Go through the material below and copy all lines with "steel".

**** Material

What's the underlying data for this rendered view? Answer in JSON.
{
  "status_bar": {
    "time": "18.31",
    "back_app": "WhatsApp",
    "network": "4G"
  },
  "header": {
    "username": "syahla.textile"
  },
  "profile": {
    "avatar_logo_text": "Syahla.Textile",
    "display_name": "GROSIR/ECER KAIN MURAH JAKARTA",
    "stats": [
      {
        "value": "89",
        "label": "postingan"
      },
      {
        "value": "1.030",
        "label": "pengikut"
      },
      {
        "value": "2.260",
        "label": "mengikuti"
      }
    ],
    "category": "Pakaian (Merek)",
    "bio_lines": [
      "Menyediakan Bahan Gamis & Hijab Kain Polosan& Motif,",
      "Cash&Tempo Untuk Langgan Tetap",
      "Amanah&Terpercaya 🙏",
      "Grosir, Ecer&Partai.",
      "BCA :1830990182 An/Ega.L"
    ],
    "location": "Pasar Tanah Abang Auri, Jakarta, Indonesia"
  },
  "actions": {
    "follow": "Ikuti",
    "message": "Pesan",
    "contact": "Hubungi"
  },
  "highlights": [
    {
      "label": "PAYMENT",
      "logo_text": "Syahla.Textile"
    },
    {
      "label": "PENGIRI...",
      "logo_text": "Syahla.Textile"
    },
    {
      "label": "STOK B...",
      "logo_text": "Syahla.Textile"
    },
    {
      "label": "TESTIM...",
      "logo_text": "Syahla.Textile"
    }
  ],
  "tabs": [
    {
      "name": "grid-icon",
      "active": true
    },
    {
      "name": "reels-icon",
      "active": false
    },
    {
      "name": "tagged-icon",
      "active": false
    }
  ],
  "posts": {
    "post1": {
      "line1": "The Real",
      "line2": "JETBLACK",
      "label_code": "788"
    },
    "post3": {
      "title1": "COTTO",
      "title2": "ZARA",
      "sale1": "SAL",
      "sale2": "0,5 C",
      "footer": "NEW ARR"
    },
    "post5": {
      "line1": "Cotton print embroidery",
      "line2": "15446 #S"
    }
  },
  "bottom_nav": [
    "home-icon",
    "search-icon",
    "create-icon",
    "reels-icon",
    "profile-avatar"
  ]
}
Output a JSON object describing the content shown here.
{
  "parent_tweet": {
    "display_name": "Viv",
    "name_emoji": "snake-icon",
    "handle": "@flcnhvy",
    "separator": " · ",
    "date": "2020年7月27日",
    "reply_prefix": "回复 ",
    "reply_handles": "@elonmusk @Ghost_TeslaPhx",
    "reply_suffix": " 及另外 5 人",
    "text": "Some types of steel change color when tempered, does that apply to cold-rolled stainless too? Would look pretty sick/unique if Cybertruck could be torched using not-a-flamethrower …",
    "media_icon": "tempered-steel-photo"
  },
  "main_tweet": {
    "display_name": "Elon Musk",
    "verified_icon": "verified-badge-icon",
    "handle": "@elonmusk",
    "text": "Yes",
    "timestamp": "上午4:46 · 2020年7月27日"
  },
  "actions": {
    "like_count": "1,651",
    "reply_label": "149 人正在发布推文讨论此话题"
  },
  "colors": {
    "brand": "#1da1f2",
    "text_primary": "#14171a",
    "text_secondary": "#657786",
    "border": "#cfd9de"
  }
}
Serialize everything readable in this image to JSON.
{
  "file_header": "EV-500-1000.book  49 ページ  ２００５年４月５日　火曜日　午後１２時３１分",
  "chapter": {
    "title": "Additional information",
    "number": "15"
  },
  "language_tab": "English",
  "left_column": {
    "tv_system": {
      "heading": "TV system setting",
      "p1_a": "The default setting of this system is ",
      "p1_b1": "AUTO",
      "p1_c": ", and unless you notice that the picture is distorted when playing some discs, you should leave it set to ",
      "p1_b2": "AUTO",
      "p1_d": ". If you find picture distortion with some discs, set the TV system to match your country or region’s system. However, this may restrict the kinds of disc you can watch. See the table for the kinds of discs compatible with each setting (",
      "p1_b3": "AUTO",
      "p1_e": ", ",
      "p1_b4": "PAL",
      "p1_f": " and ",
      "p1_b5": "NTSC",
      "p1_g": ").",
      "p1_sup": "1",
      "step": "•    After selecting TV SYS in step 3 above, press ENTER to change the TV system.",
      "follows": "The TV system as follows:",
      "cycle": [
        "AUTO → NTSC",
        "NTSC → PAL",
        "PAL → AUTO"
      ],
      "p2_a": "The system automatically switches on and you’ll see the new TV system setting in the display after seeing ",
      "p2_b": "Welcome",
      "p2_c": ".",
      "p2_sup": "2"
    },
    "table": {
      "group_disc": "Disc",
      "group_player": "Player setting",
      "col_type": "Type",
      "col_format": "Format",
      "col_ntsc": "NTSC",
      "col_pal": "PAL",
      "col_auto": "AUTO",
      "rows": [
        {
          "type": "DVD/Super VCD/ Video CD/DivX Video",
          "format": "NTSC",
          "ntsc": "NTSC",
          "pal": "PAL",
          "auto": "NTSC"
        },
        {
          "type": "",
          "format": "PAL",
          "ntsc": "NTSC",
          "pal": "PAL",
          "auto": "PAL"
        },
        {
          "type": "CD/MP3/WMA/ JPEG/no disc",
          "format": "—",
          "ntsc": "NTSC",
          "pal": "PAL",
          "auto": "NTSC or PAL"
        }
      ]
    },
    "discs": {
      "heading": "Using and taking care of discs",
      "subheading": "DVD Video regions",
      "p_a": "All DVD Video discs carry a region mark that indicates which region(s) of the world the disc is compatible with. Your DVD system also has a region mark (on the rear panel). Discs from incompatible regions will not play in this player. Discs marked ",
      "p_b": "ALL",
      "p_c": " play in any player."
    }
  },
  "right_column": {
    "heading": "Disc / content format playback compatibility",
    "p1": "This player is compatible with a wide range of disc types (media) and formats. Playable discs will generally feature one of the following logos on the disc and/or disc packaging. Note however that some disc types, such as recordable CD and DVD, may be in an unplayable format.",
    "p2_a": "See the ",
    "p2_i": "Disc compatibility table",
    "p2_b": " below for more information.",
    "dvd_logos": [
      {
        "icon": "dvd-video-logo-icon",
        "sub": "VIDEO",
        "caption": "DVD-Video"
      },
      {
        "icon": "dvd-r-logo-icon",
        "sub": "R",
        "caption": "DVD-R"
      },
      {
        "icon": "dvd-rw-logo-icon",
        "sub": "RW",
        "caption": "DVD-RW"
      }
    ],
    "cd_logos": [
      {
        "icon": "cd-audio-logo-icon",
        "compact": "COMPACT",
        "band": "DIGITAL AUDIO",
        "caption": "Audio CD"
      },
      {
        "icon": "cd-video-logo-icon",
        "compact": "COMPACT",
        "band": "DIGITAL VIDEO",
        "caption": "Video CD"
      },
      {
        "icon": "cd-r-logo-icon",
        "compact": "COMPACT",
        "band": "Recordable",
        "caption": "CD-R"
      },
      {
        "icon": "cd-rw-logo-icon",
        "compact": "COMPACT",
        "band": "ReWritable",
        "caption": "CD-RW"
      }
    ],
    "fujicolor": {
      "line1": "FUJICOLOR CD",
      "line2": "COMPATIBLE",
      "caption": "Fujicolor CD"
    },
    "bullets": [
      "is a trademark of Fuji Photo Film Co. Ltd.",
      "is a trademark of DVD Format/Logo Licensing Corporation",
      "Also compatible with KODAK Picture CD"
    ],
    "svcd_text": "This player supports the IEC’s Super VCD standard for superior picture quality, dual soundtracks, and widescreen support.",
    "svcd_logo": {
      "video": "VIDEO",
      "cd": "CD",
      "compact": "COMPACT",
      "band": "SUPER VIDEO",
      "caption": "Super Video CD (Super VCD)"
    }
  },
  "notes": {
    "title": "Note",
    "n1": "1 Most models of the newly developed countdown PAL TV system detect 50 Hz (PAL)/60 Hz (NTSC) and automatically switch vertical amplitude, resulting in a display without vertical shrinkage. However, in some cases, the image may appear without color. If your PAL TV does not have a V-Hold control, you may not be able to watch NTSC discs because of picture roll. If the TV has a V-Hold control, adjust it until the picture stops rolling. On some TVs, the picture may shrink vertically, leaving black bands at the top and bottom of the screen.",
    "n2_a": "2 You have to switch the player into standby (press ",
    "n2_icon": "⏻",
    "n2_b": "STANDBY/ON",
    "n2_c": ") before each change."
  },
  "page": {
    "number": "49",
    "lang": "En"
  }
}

********

**Solution for this exercise**
    "text": "Some types of steel change color when tempered, does that apply to cold-rolled stainless too? Would look pretty sick/unique if Cybertruck could be torched using not-a-flamethrower …",
    "media_icon": "tempered-steel-photo"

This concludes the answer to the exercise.